Stored records:
......

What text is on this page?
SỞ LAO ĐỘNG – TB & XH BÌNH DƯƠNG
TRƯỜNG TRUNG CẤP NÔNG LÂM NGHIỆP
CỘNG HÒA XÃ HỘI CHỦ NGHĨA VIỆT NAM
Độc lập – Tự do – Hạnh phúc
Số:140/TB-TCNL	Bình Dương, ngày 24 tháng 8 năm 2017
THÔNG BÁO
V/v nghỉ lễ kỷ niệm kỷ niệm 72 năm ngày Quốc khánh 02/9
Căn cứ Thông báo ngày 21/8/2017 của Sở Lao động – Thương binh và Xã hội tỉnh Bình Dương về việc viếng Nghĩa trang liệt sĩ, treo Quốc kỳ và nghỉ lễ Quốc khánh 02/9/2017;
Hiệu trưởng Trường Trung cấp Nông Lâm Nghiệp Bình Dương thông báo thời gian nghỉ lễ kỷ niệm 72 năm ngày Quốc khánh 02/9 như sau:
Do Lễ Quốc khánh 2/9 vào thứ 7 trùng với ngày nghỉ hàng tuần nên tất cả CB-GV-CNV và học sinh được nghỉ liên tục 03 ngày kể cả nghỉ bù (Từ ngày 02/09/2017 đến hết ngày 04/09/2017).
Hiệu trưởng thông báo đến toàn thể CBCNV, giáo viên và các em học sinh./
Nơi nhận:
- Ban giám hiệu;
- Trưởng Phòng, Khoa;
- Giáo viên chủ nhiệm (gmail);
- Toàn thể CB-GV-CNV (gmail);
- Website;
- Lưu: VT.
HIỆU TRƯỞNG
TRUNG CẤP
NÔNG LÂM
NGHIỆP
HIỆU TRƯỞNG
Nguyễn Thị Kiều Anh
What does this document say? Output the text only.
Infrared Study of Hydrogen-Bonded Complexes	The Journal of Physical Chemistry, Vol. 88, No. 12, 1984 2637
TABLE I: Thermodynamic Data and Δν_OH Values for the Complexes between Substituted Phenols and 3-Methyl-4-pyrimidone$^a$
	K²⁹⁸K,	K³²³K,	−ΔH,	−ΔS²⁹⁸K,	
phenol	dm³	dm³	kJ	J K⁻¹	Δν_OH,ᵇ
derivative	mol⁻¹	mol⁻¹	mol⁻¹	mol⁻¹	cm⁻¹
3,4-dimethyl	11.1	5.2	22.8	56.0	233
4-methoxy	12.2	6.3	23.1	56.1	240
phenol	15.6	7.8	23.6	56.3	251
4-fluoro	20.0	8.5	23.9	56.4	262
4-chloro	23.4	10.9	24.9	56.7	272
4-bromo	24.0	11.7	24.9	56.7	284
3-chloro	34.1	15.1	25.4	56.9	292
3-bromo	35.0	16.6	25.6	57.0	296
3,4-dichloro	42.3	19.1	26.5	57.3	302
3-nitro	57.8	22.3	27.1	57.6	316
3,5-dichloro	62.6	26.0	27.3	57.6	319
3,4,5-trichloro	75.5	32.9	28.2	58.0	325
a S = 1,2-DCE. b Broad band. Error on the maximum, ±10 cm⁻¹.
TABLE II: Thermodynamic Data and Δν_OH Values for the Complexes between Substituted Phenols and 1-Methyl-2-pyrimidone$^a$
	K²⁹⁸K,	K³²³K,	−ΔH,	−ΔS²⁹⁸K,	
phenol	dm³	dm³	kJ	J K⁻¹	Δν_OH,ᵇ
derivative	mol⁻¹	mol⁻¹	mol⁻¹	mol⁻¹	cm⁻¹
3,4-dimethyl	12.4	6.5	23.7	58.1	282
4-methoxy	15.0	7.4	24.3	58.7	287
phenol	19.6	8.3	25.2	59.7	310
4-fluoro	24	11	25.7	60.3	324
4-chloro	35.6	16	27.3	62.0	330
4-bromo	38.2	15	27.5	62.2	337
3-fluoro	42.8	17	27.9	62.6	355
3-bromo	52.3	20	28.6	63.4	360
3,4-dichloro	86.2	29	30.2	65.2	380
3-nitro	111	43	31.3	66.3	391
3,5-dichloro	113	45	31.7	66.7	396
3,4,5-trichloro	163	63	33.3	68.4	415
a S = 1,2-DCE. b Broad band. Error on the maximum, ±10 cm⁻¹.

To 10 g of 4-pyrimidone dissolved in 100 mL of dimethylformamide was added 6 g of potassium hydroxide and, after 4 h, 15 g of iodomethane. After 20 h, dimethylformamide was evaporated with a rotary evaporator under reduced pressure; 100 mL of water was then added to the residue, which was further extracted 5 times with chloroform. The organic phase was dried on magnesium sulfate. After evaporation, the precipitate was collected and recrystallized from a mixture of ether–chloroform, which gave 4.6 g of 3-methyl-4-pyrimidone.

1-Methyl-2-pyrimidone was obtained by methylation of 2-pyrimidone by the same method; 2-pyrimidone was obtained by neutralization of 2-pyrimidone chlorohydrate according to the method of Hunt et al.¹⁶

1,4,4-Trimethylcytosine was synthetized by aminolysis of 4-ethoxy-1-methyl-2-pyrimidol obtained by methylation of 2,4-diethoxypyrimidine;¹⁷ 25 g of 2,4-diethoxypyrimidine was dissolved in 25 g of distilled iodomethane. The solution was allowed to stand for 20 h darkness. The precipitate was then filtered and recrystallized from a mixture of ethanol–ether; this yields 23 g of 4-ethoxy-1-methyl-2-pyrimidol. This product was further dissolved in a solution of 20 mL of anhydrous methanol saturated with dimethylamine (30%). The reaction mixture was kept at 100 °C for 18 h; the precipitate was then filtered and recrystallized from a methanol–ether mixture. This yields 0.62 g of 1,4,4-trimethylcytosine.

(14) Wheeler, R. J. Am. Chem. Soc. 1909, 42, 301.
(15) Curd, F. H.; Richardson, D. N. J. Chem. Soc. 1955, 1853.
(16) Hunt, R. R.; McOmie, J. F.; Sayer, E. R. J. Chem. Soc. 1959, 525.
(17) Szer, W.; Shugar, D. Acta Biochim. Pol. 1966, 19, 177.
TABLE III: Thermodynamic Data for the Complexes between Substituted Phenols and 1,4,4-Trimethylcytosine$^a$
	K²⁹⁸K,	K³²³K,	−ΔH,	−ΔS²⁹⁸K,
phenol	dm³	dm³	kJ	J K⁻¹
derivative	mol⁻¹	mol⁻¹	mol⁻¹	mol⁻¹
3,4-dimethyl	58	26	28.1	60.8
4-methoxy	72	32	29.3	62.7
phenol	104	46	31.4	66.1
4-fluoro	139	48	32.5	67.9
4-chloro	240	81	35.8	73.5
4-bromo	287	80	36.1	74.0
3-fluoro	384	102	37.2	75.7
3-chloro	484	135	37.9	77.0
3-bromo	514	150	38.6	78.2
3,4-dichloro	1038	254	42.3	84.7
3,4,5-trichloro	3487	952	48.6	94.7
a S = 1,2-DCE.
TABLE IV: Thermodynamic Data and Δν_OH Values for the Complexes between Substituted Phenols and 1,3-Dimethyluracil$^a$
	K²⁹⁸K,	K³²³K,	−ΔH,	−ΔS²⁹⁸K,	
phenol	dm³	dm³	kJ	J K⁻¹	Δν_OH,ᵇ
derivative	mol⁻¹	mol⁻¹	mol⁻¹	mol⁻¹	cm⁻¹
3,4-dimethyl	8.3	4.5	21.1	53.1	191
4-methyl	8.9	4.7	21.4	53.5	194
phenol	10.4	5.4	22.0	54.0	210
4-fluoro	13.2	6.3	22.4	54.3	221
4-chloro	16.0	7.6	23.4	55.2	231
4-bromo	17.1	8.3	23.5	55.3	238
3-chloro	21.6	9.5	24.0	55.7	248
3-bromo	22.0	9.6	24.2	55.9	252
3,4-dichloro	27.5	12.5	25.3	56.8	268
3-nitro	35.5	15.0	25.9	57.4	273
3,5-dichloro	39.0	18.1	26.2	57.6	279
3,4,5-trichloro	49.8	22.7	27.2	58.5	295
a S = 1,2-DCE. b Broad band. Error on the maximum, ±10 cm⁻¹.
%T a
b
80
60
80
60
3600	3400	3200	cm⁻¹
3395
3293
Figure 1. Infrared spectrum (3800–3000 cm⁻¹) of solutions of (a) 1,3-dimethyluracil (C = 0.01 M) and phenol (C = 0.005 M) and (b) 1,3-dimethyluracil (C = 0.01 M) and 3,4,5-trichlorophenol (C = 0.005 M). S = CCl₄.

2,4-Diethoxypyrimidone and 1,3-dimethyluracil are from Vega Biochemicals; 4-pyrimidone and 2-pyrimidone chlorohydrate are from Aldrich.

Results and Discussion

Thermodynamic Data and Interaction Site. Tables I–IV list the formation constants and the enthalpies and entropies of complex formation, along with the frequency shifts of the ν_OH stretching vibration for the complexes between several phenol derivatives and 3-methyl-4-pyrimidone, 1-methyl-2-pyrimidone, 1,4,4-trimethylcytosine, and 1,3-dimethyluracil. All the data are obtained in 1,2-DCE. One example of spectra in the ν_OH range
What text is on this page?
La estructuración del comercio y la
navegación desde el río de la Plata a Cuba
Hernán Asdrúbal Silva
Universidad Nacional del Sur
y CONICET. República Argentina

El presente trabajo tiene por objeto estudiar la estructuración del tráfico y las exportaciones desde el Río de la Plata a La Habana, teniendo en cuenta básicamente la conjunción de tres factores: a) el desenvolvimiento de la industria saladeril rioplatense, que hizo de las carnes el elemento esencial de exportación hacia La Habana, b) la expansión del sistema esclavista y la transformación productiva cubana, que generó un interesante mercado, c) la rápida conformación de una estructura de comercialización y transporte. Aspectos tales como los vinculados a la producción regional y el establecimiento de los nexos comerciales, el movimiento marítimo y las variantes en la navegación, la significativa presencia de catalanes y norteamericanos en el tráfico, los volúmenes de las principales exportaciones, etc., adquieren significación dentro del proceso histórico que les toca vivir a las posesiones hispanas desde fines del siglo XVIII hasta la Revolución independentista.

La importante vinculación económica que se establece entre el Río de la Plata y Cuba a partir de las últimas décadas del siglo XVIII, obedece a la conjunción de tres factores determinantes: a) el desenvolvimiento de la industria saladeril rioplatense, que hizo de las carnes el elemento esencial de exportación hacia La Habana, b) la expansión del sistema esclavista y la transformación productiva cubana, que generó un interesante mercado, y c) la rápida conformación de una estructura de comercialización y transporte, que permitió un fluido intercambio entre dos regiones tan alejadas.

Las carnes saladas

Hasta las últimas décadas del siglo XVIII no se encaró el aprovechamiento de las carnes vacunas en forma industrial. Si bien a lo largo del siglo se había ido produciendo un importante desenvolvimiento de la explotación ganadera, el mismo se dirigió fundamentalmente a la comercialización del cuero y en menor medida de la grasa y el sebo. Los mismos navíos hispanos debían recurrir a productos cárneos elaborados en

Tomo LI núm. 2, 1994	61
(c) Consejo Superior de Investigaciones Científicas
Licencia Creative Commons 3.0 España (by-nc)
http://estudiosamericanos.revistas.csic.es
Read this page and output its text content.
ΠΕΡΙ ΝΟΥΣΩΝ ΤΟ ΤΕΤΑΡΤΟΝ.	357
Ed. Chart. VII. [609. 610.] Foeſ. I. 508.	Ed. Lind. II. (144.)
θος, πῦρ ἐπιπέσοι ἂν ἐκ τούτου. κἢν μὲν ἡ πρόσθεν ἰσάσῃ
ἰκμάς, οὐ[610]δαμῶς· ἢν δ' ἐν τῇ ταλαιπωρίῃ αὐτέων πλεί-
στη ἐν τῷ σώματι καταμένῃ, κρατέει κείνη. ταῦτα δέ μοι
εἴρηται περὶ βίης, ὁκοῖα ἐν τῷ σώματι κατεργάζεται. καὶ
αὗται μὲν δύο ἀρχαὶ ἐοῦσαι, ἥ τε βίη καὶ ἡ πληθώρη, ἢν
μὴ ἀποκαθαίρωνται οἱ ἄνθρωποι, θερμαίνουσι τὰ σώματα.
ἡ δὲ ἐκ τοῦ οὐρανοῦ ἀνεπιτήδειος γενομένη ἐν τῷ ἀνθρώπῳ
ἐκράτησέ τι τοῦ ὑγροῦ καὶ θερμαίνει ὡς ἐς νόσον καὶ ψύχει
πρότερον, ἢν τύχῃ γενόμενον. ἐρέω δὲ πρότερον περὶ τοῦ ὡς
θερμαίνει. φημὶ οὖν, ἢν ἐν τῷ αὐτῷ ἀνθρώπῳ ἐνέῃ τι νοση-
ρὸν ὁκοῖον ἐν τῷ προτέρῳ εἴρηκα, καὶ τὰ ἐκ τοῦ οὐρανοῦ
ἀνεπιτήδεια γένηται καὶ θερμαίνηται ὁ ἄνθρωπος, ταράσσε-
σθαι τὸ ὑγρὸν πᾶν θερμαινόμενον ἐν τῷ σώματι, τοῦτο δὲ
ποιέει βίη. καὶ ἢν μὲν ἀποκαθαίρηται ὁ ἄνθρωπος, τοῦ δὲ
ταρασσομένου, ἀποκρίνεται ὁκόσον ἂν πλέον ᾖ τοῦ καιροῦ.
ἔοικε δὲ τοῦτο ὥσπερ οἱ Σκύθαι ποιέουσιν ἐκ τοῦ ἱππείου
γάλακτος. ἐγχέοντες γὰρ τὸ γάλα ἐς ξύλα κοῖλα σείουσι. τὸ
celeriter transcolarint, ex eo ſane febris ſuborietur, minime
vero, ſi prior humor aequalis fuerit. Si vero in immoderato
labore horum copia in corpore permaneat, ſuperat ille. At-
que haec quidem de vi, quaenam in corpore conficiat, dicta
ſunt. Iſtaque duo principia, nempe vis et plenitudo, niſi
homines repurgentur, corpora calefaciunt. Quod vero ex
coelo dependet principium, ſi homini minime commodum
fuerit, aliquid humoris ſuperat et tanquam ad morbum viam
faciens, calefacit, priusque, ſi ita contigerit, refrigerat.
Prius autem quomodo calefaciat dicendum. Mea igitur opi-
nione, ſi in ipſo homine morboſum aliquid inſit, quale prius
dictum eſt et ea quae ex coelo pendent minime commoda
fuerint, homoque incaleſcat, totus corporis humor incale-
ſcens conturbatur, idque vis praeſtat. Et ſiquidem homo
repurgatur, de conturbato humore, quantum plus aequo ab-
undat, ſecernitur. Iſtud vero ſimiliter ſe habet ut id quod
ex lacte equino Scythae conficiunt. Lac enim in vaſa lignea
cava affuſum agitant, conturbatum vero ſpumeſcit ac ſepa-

......

WHAT YOU NEED TO DO: What is the number of lines that hold the string "hizo"? Give it alone.

OUTPUT FOR THIS EXERCISE: 2